Stored data entries
* Start *

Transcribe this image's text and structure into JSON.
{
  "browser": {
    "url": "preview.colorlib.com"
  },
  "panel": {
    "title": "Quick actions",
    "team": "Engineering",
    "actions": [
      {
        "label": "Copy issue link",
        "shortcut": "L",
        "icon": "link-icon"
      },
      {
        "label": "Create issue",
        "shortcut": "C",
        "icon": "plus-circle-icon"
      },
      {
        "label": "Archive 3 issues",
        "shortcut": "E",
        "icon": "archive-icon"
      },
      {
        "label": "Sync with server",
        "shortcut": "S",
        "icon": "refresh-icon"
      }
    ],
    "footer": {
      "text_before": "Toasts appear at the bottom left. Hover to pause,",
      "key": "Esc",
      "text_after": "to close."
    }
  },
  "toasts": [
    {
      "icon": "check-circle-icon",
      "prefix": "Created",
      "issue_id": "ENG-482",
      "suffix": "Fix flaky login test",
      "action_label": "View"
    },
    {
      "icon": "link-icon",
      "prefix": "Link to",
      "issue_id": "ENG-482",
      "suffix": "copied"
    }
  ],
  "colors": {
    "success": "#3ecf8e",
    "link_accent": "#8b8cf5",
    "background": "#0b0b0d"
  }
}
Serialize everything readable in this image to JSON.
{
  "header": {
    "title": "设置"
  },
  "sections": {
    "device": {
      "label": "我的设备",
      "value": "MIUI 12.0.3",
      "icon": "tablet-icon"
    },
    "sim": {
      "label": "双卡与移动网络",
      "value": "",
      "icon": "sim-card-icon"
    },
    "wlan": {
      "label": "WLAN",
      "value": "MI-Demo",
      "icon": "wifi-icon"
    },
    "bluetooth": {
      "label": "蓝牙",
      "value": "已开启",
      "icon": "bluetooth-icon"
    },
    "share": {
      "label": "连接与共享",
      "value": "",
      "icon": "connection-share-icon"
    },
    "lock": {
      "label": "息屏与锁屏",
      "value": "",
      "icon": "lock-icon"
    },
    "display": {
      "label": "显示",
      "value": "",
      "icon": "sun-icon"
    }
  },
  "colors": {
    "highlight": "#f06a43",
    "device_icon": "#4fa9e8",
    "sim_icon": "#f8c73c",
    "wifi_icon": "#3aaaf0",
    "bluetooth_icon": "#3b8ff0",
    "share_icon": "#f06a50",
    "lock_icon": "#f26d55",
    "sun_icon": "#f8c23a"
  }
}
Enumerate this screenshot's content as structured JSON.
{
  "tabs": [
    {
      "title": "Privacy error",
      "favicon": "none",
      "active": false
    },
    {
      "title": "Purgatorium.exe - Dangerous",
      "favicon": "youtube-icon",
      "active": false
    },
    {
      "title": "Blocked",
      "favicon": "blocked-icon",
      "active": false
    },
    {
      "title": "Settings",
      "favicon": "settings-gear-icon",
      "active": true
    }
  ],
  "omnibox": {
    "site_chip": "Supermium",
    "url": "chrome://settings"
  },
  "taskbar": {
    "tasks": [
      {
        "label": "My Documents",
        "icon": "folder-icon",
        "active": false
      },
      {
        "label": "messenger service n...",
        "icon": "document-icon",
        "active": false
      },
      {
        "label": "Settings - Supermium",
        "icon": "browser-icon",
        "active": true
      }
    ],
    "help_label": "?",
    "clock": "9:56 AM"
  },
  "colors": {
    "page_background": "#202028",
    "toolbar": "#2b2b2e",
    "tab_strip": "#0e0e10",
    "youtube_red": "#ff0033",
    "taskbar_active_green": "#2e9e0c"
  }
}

* End *

### THE TASK
In the records above, find the lines containing "this" and copy them.

### EXERCISE RESULT
Transcribe this image's text and structure into JSON.
Serialize everything readable in this image to JSON.
Enumerate this screenshot's content as structured JSON.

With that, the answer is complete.